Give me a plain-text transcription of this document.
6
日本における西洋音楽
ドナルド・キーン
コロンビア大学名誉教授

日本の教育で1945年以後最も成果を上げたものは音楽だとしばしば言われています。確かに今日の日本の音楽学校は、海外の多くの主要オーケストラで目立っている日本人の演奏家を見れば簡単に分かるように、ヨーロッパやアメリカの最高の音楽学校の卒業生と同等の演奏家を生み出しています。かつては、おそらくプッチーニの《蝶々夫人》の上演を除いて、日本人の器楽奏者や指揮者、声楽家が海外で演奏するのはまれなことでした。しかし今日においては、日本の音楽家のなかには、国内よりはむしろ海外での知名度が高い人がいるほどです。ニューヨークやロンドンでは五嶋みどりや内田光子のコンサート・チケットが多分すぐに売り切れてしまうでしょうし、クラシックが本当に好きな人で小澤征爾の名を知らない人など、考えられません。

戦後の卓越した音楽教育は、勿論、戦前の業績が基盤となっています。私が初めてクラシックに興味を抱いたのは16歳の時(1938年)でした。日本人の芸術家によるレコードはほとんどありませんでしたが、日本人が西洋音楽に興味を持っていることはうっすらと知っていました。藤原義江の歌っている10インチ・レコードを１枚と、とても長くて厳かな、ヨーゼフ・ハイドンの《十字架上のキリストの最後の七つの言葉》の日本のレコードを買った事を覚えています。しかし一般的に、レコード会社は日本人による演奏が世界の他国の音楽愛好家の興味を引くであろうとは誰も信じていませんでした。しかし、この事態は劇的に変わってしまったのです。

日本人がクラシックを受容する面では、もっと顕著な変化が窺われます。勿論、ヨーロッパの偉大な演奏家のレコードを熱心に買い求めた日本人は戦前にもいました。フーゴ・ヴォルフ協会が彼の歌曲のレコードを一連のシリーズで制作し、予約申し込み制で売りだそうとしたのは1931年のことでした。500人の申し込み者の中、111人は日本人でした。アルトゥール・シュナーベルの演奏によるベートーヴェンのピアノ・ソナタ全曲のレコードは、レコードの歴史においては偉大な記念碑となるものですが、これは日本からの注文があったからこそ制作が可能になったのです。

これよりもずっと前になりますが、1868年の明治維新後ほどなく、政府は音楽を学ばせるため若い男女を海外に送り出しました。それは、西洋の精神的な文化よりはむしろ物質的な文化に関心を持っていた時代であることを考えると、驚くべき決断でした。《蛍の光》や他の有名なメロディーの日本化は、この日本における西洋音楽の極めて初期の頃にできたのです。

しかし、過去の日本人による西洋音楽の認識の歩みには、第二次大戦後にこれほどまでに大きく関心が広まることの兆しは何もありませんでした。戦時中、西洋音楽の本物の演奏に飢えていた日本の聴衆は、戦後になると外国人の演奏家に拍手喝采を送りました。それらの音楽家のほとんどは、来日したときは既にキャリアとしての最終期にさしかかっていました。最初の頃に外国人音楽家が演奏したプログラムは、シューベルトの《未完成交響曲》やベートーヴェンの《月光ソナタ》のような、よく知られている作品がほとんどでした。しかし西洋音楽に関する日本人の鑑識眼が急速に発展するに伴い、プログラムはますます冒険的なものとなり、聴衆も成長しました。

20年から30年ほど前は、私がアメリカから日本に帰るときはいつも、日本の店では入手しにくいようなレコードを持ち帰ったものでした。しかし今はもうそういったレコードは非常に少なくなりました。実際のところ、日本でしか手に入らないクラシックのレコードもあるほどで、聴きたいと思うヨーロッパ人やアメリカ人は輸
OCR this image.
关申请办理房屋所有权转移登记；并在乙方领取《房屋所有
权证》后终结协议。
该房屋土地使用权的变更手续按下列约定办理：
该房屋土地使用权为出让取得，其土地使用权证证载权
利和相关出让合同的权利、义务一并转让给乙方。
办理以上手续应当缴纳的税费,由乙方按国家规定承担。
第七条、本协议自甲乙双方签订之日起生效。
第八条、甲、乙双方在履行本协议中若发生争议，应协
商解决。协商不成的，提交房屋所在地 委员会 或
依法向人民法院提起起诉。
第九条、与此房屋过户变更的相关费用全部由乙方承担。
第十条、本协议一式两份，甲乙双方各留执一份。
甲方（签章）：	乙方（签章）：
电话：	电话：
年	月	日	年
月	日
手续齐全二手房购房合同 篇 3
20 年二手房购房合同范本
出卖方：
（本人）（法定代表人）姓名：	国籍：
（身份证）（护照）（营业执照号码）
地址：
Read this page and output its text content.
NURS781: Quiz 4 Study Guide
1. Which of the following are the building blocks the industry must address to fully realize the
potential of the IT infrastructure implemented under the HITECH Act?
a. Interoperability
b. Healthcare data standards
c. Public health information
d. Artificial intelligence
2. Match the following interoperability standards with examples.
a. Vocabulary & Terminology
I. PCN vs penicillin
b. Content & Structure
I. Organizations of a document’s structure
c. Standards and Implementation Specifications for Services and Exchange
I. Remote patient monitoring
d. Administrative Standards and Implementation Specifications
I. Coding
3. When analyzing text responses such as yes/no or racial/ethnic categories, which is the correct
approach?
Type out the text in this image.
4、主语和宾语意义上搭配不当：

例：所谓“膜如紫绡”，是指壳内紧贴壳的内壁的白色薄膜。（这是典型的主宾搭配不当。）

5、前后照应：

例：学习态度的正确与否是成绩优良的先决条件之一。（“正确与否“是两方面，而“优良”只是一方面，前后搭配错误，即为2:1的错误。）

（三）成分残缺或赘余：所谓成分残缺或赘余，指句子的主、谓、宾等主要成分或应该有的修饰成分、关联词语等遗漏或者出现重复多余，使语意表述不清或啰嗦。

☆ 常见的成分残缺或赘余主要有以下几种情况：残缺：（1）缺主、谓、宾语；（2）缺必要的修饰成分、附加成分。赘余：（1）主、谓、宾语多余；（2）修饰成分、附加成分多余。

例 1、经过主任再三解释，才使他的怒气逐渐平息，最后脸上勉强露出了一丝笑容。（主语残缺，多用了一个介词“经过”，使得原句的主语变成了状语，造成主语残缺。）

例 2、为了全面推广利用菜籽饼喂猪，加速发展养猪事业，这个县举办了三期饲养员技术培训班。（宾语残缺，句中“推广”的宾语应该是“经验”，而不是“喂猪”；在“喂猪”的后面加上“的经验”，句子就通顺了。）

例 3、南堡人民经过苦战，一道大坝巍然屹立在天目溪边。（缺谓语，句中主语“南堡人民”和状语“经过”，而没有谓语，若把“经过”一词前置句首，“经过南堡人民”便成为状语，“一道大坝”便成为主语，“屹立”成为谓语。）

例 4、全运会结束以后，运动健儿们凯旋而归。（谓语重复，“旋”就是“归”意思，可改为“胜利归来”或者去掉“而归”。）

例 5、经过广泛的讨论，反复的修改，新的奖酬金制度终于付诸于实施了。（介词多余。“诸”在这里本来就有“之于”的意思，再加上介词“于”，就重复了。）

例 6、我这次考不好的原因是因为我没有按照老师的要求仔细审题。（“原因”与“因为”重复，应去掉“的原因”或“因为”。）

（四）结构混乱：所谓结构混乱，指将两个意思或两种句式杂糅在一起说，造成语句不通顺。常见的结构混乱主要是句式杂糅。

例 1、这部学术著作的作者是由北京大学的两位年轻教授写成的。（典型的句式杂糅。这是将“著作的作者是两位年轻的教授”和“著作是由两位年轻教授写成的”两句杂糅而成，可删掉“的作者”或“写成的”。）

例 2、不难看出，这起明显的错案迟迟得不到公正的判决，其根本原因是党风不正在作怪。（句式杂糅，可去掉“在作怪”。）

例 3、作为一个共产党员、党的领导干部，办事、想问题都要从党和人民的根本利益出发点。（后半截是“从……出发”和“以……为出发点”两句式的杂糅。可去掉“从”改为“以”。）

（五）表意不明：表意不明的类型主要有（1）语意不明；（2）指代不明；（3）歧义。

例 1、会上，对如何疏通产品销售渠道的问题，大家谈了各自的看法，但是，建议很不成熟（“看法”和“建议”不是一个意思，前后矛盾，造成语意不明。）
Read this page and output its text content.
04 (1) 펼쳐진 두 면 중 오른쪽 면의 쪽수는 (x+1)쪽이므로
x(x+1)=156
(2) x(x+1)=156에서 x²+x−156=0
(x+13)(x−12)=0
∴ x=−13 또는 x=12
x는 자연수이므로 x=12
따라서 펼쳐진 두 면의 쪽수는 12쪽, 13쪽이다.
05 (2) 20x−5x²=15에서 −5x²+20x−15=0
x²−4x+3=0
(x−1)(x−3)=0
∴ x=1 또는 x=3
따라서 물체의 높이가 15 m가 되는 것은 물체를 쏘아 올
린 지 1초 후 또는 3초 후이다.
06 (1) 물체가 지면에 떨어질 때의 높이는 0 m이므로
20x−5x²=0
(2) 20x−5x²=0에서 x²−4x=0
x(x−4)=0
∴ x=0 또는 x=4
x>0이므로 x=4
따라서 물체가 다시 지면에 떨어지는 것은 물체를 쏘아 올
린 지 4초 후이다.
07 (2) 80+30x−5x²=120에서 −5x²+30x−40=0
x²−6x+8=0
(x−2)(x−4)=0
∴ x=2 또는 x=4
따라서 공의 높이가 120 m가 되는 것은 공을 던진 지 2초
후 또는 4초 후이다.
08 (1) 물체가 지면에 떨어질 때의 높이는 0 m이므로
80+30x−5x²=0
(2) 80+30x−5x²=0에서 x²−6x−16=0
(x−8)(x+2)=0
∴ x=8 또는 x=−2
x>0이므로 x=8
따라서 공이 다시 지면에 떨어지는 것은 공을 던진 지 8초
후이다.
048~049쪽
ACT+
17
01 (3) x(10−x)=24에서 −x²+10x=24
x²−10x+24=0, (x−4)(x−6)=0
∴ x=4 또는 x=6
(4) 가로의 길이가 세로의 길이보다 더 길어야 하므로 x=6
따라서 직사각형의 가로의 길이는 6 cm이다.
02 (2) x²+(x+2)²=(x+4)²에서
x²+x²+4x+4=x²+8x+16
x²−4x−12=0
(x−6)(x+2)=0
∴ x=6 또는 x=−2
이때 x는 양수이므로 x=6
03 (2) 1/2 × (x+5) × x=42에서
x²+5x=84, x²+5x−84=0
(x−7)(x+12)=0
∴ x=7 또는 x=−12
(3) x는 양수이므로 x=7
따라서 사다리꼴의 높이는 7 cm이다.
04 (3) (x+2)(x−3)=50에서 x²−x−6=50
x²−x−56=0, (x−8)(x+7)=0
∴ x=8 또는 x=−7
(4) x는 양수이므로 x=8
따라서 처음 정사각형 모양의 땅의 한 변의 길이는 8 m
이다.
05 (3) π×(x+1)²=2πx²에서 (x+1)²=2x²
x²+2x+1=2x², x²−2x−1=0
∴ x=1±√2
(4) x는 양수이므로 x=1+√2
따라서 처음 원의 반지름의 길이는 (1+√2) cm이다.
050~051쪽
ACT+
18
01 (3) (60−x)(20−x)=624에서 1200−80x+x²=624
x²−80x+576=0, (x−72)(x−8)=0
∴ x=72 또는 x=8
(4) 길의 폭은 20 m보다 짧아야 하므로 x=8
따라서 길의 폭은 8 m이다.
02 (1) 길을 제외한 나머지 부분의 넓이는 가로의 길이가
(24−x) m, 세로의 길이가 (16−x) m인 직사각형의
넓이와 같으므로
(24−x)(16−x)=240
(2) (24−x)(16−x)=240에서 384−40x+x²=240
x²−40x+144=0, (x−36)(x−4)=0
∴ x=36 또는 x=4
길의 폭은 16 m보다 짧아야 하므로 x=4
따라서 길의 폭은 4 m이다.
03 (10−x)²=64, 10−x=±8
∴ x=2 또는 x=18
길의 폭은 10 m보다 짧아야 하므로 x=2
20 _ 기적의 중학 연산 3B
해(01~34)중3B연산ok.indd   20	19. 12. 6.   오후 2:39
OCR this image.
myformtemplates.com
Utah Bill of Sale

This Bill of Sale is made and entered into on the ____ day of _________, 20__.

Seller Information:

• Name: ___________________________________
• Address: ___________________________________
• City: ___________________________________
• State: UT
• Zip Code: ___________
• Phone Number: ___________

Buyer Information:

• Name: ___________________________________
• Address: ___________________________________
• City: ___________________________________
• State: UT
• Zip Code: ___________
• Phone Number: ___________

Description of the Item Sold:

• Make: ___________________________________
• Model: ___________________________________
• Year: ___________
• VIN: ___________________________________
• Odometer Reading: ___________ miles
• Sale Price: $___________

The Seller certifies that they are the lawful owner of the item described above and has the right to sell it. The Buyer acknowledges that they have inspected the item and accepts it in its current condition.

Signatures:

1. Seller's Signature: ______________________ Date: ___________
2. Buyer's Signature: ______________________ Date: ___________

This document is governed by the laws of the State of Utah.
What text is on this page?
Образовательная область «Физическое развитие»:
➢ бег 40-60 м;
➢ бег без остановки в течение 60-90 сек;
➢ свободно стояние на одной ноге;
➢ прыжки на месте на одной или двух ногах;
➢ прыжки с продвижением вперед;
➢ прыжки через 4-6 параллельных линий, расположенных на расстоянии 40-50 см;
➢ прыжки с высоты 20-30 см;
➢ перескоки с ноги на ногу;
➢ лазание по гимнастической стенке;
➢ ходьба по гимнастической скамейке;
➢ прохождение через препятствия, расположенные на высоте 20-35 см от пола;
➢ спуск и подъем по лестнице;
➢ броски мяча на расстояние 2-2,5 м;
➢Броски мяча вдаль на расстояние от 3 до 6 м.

────────

**Task instructions**. Across the data, tally the lines containing "прыжки" and give back the number alone.

**Response to the task**. 4